REQUIRED TASK.
Write out the whole listing exactly as it stands.

▼▼▼

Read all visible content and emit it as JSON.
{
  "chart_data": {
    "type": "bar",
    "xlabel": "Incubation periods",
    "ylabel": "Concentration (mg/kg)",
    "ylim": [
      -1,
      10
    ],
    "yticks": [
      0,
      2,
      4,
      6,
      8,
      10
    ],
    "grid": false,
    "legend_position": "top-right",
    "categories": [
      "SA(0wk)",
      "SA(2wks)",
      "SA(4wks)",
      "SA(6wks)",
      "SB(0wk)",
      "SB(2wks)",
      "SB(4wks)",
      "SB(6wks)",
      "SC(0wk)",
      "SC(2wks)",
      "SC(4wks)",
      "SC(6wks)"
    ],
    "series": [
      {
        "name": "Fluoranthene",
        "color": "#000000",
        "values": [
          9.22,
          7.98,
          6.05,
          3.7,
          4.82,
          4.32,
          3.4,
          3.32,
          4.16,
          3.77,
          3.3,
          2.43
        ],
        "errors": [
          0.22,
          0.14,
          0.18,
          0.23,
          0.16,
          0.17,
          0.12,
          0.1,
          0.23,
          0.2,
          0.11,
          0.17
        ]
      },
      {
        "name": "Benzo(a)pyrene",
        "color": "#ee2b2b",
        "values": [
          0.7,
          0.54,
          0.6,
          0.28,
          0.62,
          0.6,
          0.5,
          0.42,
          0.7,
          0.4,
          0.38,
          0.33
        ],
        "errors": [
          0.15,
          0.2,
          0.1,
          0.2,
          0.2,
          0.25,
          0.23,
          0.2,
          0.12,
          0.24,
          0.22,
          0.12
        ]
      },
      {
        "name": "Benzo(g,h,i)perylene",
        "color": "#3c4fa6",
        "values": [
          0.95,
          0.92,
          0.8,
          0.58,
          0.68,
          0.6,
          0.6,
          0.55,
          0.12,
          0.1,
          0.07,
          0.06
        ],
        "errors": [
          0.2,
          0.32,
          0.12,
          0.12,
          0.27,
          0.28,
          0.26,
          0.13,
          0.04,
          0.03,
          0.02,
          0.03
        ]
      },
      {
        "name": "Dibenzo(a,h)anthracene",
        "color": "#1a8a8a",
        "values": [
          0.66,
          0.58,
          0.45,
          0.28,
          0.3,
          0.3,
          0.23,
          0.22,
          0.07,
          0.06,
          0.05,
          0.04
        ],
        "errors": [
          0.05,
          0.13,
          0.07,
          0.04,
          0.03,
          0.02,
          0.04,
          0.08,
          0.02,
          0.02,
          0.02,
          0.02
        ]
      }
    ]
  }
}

▲▲▲

EXERCISE RESULT.
Read all visible content and emit it as JSON.
{
  "chart_data": {
    "type": "bar",
    "xlabel": "Incubation periods",
    "ylabel": "Concentration (mg/kg)",
    "ylim": [
      -1,
      10
    ],
    "yticks": [
      0,
      2,
      4,
      6,
      8,
      10
    ],
    "grid": false,
    "legend_position": "top-right",
    "categories": [
      "SA(0wk)",
      "SA(2wks)",
      "SA(4wks)",
      "SA(6wks)",
      "SB(0wk)",
      "SB(2wks)",
      "SB(4wks)",
      "SB(6wks)",
      "SC(0wk)",
      "SC(2wks)",
      "SC(4wks)",
      "SC(6wks)"
    ],
    "series": [
      {
        "name": "Fluoranthene",
        "color": "#000000",
        "values": [
          9.22,
          7.98,
          6.05,
          3.7,
          4.82,
          4.32,
          3.4,
          3.32,
          4.16,
          3.77,
          3.3,
          2.43
        ],
        "errors": [
          0.22,
          0.14,
          0.18,
          0.23,
          0.16,
          0.17,
          0.12,
          0.1,
          0.23,
          0.2,
          0.11,
          0.17
        ]
      },
      {
        "name": "Benzo(a)pyrene",
        "color": "#ee2b2b",
        "values": [
          0.7,
          0.54,
          0.6,
          0.28,
          0.62,
          0.6,
          0.5,
          0.42,
          0.7,
          0.4,
          0.38,
          0.33
        ],
        "errors": [
          0.15,
          0.2,
          0.1,
          0.2,
          0.2,
          0.25,
          0.23,
          0.2,
          0.12,
          0.24,
          0.22,
          0.12
        ]
      },
      {
        "name": "Benzo(g,h,i)perylene",
        "color": "#3c4fa6",
        "values": [
          0.95,
          0.92,
          0.8,
          0.58,
          0.68,
          0.6,
          0.6,
          0.55,
          0.12,
          0.1,
          0.07,
          0.06
        ],
        "errors": [
          0.2,
          0.32,
          0.12,
          0.12,
          0.27,
          0.28,
          0.26,
          0.13,
          0.04,
          0.03,
          0.02,
          0.03
        ]
      },
      {
        "name": "Dibenzo(a,h)anthracene",
        "color": "#1a8a8a",
        "values": [
          0.66,
          0.58,
          0.45,
          0.28,
          0.3,
          0.3,
          0.23,
          0.22,
          0.07,
          0.06,
          0.05,
          0.04
        ],
        "errors": [
          0.05,
          0.13,
          0.07,
          0.04,
          0.03,
          0.02,
          0.04,
          0.08,
          0.02,
          0.02,
          0.02,
          0.02
        ]
      }
    ]
  }
}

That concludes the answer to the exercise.